→ **EXERCISE MATERIAL**:
# # # # #

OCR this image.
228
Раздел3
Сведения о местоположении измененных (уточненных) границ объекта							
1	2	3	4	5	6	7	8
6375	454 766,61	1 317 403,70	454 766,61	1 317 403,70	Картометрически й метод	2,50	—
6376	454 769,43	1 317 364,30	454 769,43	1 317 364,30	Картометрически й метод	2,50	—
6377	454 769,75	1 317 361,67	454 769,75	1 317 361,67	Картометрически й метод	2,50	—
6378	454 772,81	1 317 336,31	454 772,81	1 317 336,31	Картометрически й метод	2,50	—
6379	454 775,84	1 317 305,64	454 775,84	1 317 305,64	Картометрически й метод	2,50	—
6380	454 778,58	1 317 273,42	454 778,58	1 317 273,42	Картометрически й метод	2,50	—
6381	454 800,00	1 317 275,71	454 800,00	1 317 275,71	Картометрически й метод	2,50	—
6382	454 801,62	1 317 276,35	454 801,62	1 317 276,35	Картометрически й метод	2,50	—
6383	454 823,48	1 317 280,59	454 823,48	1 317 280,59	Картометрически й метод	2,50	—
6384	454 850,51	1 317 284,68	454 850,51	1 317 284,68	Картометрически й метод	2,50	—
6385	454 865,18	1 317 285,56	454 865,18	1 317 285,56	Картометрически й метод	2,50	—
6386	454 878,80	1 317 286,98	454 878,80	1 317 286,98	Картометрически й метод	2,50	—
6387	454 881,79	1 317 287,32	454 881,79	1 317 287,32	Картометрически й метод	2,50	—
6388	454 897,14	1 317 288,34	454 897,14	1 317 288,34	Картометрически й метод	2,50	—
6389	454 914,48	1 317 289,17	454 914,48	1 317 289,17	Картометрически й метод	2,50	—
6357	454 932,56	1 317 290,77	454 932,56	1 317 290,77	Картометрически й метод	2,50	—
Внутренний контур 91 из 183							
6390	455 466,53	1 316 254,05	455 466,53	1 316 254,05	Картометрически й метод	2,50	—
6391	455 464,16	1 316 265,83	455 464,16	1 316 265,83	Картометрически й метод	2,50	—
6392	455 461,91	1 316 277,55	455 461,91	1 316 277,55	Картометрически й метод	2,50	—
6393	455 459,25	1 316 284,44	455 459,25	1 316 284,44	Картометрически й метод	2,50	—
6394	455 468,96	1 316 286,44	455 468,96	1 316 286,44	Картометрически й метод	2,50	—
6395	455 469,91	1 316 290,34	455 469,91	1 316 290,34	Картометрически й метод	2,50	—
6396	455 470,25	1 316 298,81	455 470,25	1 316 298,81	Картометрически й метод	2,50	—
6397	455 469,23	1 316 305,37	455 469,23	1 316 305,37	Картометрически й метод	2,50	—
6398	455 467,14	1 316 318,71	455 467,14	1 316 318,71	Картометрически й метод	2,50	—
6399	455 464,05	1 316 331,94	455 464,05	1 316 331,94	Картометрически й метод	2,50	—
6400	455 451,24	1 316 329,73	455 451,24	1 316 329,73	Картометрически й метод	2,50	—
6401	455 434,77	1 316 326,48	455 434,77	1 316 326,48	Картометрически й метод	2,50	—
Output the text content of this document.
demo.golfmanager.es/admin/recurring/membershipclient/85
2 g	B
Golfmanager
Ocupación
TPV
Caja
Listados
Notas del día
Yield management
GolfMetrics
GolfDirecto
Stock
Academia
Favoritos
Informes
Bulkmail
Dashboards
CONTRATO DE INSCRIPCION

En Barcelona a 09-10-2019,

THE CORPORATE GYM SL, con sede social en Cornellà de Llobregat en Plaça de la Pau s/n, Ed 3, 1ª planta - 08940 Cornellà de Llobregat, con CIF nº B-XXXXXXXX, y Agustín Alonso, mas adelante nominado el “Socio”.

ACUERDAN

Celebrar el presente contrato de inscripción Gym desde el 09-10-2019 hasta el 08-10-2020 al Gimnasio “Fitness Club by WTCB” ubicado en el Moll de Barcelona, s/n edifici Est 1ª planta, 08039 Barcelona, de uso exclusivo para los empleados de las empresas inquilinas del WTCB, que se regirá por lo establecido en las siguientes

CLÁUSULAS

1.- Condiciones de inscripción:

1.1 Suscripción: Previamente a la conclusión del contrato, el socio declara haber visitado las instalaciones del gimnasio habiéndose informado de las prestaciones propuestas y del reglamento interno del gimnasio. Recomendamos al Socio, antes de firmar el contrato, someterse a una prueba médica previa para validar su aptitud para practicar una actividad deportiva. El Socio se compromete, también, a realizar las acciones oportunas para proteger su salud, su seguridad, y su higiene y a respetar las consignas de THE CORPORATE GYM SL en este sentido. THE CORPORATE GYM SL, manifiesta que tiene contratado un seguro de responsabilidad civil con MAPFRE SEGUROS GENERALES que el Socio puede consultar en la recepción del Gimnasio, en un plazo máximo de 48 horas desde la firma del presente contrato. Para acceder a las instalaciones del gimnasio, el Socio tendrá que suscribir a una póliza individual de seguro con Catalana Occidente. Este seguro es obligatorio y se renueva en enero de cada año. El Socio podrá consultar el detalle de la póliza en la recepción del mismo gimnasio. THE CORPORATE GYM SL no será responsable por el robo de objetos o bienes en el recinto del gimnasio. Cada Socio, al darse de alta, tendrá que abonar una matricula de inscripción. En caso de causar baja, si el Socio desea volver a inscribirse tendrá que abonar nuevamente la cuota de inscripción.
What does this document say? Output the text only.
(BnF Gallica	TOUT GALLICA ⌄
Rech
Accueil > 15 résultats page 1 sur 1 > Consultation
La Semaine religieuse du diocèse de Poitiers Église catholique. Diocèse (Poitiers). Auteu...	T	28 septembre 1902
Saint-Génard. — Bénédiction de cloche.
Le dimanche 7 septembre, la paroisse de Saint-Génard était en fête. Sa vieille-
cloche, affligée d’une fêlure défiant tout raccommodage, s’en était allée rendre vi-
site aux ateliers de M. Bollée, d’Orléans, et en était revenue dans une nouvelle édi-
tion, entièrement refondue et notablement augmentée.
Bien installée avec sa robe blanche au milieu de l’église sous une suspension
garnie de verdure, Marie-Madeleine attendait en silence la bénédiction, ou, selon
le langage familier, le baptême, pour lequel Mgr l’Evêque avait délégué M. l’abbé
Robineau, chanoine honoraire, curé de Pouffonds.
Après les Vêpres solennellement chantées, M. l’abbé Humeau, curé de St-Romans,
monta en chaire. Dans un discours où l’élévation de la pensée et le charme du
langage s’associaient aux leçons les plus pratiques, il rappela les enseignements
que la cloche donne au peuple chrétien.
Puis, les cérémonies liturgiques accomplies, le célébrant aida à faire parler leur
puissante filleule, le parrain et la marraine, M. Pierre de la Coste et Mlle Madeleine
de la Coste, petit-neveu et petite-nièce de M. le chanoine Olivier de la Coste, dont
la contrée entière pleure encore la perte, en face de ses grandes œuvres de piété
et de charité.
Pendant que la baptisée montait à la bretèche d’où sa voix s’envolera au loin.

# # # # #

→ **GOAL**:
Determine the number of lines in these entries that contain the word "Saint", and write only that number.

→ **ANSWER BELOW**:
2